### The request
Without including any images, reproduce each entry exactly.

***** Records for the task

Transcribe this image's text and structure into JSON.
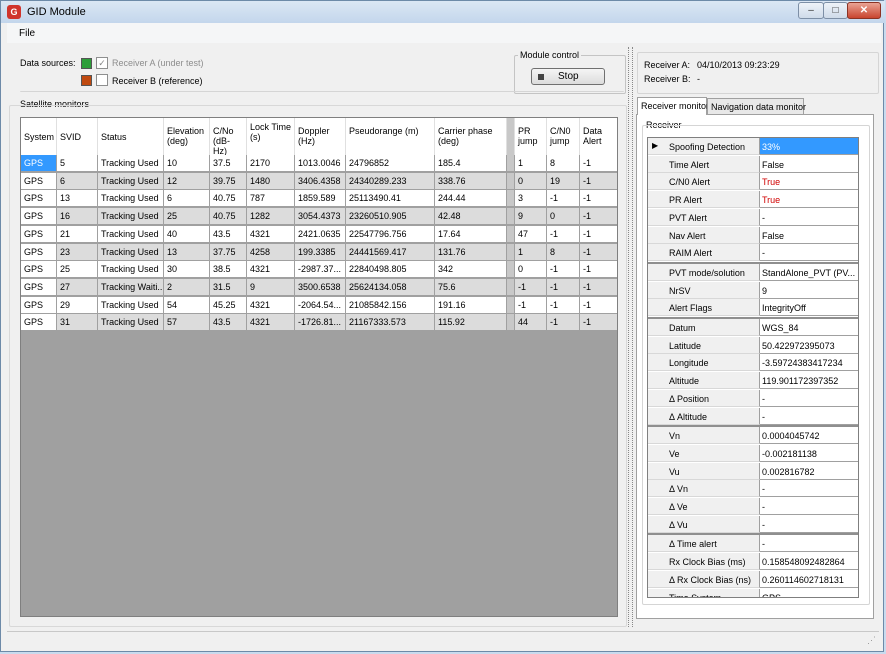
{
  "window": {
    "title": "GID Module",
    "app_icon_letter": "G",
    "min_glyph": "–",
    "max_glyph": "□",
    "close_glyph": "✕"
  },
  "menu": {
    "file": "File"
  },
  "data_sources": {
    "label": "Data sources:",
    "receiver_a": {
      "label": "Receiver A (under test)",
      "checked": true,
      "color": "#2e9e3a"
    },
    "receiver_b": {
      "label": "Receiver B (reference)",
      "checked": false,
      "color": "#c04a10"
    },
    "check_glyph": "✓"
  },
  "module_control": {
    "title": "Module control",
    "stop_label": "Stop",
    "stop_icon": "stop-square-icon"
  },
  "receiver_info": {
    "a_label": "Receiver A:",
    "a_value": "04/10/2013 09:23:29",
    "b_label": "Receiver B:",
    "b_value": "-"
  },
  "satellite_monitors": {
    "title": "Satellite monitors",
    "columns": {
      "system": "System",
      "svid": "SVID",
      "status": "Status",
      "elevation": "Elevation (deg)",
      "cno": "C/No (dB-Hz)",
      "lock": "Lock Time (s)",
      "doppler": "Doppler (Hz)",
      "pseudorange": "Pseudorange (m)",
      "carrier": "Carrier phase (deg)",
      "pr_jump": "PR jump",
      "cn0_jump": "C/N0 jump",
      "data_alert": "Data Alert"
    },
    "rows": [
      [
        "GPS",
        "5",
        "Tracking Used",
        "10",
        "37.5",
        "2170",
        "1013.0046",
        "24796852",
        "185.4",
        "1",
        "8",
        "-1"
      ],
      [
        "GPS",
        "6",
        "Tracking Used",
        "12",
        "39.75",
        "1480",
        "3406.4358",
        "24340289.233",
        "338.76",
        "0",
        "19",
        "-1"
      ],
      [
        "GPS",
        "13",
        "Tracking Used",
        "6",
        "40.75",
        "787",
        "1859.589",
        "25113490.41",
        "244.44",
        "3",
        "-1",
        "-1"
      ],
      [
        "GPS",
        "16",
        "Tracking Used",
        "25",
        "40.75",
        "1282",
        "3054.4373",
        "23260510.905",
        "42.48",
        "9",
        "0",
        "-1"
      ],
      [
        "GPS",
        "21",
        "Tracking Used",
        "40",
        "43.5",
        "4321",
        "2421.0635",
        "22547796.756",
        "17.64",
        "47",
        "-1",
        "-1"
      ],
      [
        "GPS",
        "23",
        "Tracking Used",
        "13",
        "37.75",
        "4258",
        "199.3385",
        "24441569.417",
        "131.76",
        "1",
        "8",
        "-1"
      ],
      [
        "GPS",
        "25",
        "Tracking Used",
        "30",
        "38.5",
        "4321",
        "-2987.37...",
        "22840498.805",
        "342",
        "0",
        "-1",
        "-1"
      ],
      [
        "GPS",
        "27",
        "Tracking Waiti...",
        "2",
        "31.5",
        "9",
        "3500.6538",
        "25624134.058",
        "75.6",
        "-1",
        "-1",
        "-1"
      ],
      [
        "GPS",
        "29",
        "Tracking Used",
        "54",
        "45.25",
        "4321",
        "-2064.54...",
        "21085842.156",
        "191.16",
        "-1",
        "-1",
        "-1"
      ],
      [
        "GPS",
        "31",
        "Tracking Used",
        "57",
        "43.5",
        "4321",
        "-1726.81...",
        "21167333.573",
        "115.92",
        "44",
        "-1",
        "-1"
      ]
    ]
  },
  "tabs": {
    "receiver_monitor": "Receiver monitor",
    "navigation_data_monitor": "Navigation data monitor"
  },
  "receiver_panel": {
    "title": "Receiver",
    "row_arrow": "▶",
    "groups": [
      [
        {
          "name": "Spoofing Detection",
          "value": "33%",
          "selected": true
        },
        {
          "name": "Time Alert",
          "value": "False"
        },
        {
          "name": "C/N0 Alert",
          "value": "True",
          "red": true
        },
        {
          "name": "PR  Alert",
          "value": "True",
          "red": true
        },
        {
          "name": "PVT  Alert",
          "value": "-"
        },
        {
          "name": "Nav  Alert",
          "value": "False"
        },
        {
          "name": "RAIM Alert",
          "value": "-"
        }
      ],
      [
        {
          "name": "PVT mode/solution",
          "value": "StandAlone_PVT (PV..."
        },
        {
          "name": "NrSV",
          "value": "9"
        },
        {
          "name": "Alert Flags",
          "value": "IntegrityOff"
        }
      ],
      [
        {
          "name": "Datum",
          "value": "WGS_84"
        },
        {
          "name": "Latitude",
          "value": "50.422972395073"
        },
        {
          "name": "Longitude",
          "value": "-3.59724383417234"
        },
        {
          "name": "Altitude",
          "value": "119.901172397352"
        },
        {
          "name": "Δ Position",
          "value": "-"
        },
        {
          "name": "Δ Altitude",
          "value": "-"
        }
      ],
      [
        {
          "name": "Vn",
          "value": "0.0004045742"
        },
        {
          "name": "Ve",
          "value": "-0.002181138"
        },
        {
          "name": "Vu",
          "value": "0.002816782"
        },
        {
          "name": "Δ Vn",
          "value": "-"
        },
        {
          "name": "Δ Ve",
          "value": "-"
        },
        {
          "name": "Δ Vu",
          "value": "-"
        }
      ],
      [
        {
          "name": "Δ Time alert",
          "value": "-"
        },
        {
          "name": "Rx Clock Bias (ms)",
          "value": "0.158548092482864"
        },
        {
          "name": "Δ Rx Clock Bias (ns)",
          "value": "0.260114602718131"
        },
        {
          "name": "Time System",
          "value": "GPS"
        }
      ]
    ]
  }
}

**********

### Task answer
Transcribe this image's text and structure into JSON.
{
  "window": {
    "title": "GID Module",
    "app_icon_letter": "G",
    "min_glyph": "–",
    "max_glyph": "□",
    "close_glyph": "✕"
  },
  "menu": {
    "file": "File"
  },
  "data_sources": {
    "label": "Data sources:",
    "receiver_a": {
      "label": "Receiver A (under test)",
      "checked": true,
      "color": "#2e9e3a"
    },
    "receiver_b": {
      "label": "Receiver B (reference)",
      "checked": false,
      "color": "#c04a10"
    },
    "check_glyph": "✓"
  },
  "module_control": {
    "title": "Module control",
    "stop_label": "Stop",
    "stop_icon": "stop-square-icon"
  },
  "receiver_info": {
    "a_label": "Receiver A:",
    "a_value": "04/10/2013 09:23:29",
    "b_label": "Receiver B:",
    "b_value": "-"
  },
  "satellite_monitors": {
    "title": "Satellite monitors",
    "columns": {
      "system": "System",
      "svid": "SVID",
      "status": "Status",
      "elevation": "Elevation (deg)",
      "cno": "C/No (dB-Hz)",
      "lock": "Lock Time (s)",
      "doppler": "Doppler (Hz)",
      "pseudorange": "Pseudorange (m)",
      "carrier": "Carrier phase (deg)",
      "pr_jump": "PR jump",
      "cn0_jump": "C/N0 jump",
      "data_alert": "Data Alert"
    },
    "rows": [
      [
        "GPS",
        "5",
        "Tracking Used",
        "10",
        "37.5",
        "2170",
        "1013.0046",
        "24796852",
        "185.4",
        "1",
        "8",
        "-1"
      ],
      [
        "GPS",
        "6",
        "Tracking Used",
        "12",
        "39.75",
        "1480",
        "3406.4358",
        "24340289.233",
        "338.76",
        "0",
        "19",
        "-1"
      ],
      [
        "GPS",
        "13",
        "Tracking Used",
        "6",
        "40.75",
        "787",
        "1859.589",
        "25113490.41",
        "244.44",
        "3",
        "-1",
        "-1"
      ],
      [
        "GPS",
        "16",
        "Tracking Used",
        "25",
        "40.75",
        "1282",
        "3054.4373",
        "23260510.905",
        "42.48",
        "9",
        "0",
        "-1"
      ],
      [
        "GPS",
        "21",
        "Tracking Used",
        "40",
        "43.5",
        "4321",
        "2421.0635",
        "22547796.756",
        "17.64",
        "47",
        "-1",
        "-1"
      ],
      [
        "GPS",
        "23",
        "Tracking Used",
        "13",
        "37.75",
        "4258",
        "199.3385",
        "24441569.417",
        "131.76",
        "1",
        "8",
        "-1"
      ],
      [
        "GPS",
        "25",
        "Tracking Used",
        "30",
        "38.5",
        "4321",
        "-2987.37...",
        "22840498.805",
        "342",
        "0",
        "-1",
        "-1"
      ],
      [
        "GPS",
        "27",
        "Tracking Waiti...",
        "2",
        "31.5",
        "9",
        "3500.6538",
        "25624134.058",
        "75.6",
        "-1",
        "-1",
        "-1"
      ],
      [
        "GPS",
        "29",
        "Tracking Used",
        "54",
        "45.25",
        "4321",
        "-2064.54...",
        "21085842.156",
        "191.16",
        "-1",
        "-1",
        "-1"
      ],
      [
        "GPS",
        "31",
        "Tracking Used",
        "57",
        "43.5",
        "4321",
        "-1726.81...",
        "21167333.573",
        "115.92",
        "44",
        "-1",
        "-1"
      ]
    ]
  },
  "tabs": {
    "receiver_monitor": "Receiver monitor",
    "navigation_data_monitor": "Navigation data monitor"
  },
  "receiver_panel": {
    "title": "Receiver",
    "row_arrow": "▶",
    "groups": [
      [
        {
          "name": "Spoofing Detection",
          "value": "33%",
          "selected": true
        },
        {
          "name": "Time Alert",
          "value": "False"
        },
        {
          "name": "C/N0 Alert",
          "value": "True",
          "red": true
        },
        {
          "name": "PR  Alert",
          "value": "True",
          "red": true
        },
        {
          "name": "PVT  Alert",
          "value": "-"
        },
        {
          "name": "Nav  Alert",
          "value": "False"
        },
        {
          "name": "RAIM Alert",
          "value": "-"
        }
      ],
      [
        {
          "name": "PVT mode/solution",
          "value": "StandAlone_PVT (PV..."
        },
        {
          "name": "NrSV",
          "value": "9"
        },
        {
          "name": "Alert Flags",
          "value": "IntegrityOff"
        }
      ],
      [
        {
          "name": "Datum",
          "value": "WGS_84"
        },
        {
          "name": "Latitude",
          "value": "50.422972395073"
        },
        {
          "name": "Longitude",
          "value": "-3.59724383417234"
        },
        {
          "name": "Altitude",
          "value": "119.901172397352"
        },
        {
          "name": "Δ Position",
          "value": "-"
        },
        {
          "name": "Δ Altitude",
          "value": "-"
        }
      ],
      [
        {
          "name": "Vn",
          "value": "0.0004045742"
        },
        {
          "name": "Ve",
          "value": "-0.002181138"
        },
        {
          "name": "Vu",
          "value": "0.002816782"
        },
        {
          "name": "Δ Vn",
          "value": "-"
        },
        {
          "name": "Δ Ve",
          "value": "-"
        },
        {
          "name": "Δ Vu",
          "value": "-"
        }
      ],
      [
        {
          "name": "Δ Time alert",
          "value": "-"
        },
        {
          "name": "Rx Clock Bias (ms)",
          "value": "0.158548092482864"
        },
        {
          "name": "Δ Rx Clock Bias (ns)",
          "value": "0.260114602718131"
        },
        {
          "name": "Time System",
          "value": "GPS"
        }
      ]
    ]
  }
}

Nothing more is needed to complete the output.